YOUR INSTRUCTIONS — Copy each line of the entries below that contains the word "restricted".
# # #
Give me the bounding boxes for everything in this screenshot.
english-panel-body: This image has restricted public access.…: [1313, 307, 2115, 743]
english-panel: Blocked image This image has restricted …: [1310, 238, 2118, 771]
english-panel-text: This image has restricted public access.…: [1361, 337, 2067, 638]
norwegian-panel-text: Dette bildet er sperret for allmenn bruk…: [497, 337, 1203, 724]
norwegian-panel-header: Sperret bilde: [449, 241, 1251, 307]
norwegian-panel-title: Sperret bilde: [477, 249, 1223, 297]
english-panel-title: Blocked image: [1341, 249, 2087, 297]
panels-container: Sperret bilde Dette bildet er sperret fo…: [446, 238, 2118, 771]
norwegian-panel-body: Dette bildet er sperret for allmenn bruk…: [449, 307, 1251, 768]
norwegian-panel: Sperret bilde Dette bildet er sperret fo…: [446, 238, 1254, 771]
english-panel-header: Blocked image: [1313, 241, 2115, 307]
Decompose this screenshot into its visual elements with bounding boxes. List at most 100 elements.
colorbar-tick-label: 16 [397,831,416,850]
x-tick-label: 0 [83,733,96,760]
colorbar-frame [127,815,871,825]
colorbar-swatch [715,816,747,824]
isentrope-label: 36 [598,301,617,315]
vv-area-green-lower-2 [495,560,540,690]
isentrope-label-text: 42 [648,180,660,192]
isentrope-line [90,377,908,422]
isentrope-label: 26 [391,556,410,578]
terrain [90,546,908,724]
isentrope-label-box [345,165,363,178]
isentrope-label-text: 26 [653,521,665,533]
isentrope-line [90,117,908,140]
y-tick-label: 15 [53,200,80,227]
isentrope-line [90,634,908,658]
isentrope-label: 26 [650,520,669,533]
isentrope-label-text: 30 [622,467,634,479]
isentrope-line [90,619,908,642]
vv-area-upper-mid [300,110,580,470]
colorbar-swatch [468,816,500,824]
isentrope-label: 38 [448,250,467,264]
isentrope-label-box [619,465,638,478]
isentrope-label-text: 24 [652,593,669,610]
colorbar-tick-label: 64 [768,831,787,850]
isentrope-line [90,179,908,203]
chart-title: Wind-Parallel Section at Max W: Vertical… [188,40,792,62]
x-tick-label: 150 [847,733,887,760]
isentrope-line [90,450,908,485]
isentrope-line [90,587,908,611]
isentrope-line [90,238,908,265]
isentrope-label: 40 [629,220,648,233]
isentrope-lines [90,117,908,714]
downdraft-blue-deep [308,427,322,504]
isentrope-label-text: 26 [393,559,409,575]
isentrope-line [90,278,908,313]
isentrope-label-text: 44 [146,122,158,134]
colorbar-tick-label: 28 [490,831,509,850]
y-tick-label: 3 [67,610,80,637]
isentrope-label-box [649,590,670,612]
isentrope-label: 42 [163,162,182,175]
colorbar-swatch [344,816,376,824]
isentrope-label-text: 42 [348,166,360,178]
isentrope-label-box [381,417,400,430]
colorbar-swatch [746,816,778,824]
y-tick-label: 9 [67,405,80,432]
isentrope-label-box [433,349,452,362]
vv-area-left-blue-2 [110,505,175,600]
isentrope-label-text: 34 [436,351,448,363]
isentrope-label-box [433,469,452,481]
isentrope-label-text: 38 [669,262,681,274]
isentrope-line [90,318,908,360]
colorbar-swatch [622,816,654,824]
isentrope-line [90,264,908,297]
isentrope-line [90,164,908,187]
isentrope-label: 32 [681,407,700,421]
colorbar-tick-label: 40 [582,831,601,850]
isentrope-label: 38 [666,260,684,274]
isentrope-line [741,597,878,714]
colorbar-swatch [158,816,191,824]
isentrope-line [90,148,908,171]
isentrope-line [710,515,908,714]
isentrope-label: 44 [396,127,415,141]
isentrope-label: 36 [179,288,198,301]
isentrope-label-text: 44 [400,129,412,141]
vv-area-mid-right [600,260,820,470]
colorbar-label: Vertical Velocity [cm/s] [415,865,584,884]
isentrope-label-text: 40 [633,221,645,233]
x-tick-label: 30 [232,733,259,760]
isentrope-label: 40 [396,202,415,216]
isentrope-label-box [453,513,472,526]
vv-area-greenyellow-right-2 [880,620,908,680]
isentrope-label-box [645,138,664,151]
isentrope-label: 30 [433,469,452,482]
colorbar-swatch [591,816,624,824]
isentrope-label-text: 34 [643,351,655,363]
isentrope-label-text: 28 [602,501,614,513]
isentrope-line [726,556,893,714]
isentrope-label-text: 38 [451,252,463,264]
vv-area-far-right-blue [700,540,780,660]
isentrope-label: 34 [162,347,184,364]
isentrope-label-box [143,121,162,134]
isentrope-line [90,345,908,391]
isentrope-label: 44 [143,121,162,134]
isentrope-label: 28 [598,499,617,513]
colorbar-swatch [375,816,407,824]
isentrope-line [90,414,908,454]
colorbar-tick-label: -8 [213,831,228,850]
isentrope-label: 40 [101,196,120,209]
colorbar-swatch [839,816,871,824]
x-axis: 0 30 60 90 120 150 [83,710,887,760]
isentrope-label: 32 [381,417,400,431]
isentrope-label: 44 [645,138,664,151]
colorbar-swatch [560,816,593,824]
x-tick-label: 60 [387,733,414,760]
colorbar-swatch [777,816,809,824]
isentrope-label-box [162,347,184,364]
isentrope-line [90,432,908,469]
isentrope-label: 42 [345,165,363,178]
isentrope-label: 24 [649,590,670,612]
# # #
WRITTEN RESPONSE —
english-panel-body: This image has restricted public access.…: [1313, 307, 2115, 743]
english-panel: Blocked image This image has restricted …: [1310, 238, 2118, 771]
english-panel-text: This image has restricted public access.…: [1361, 337, 2067, 638]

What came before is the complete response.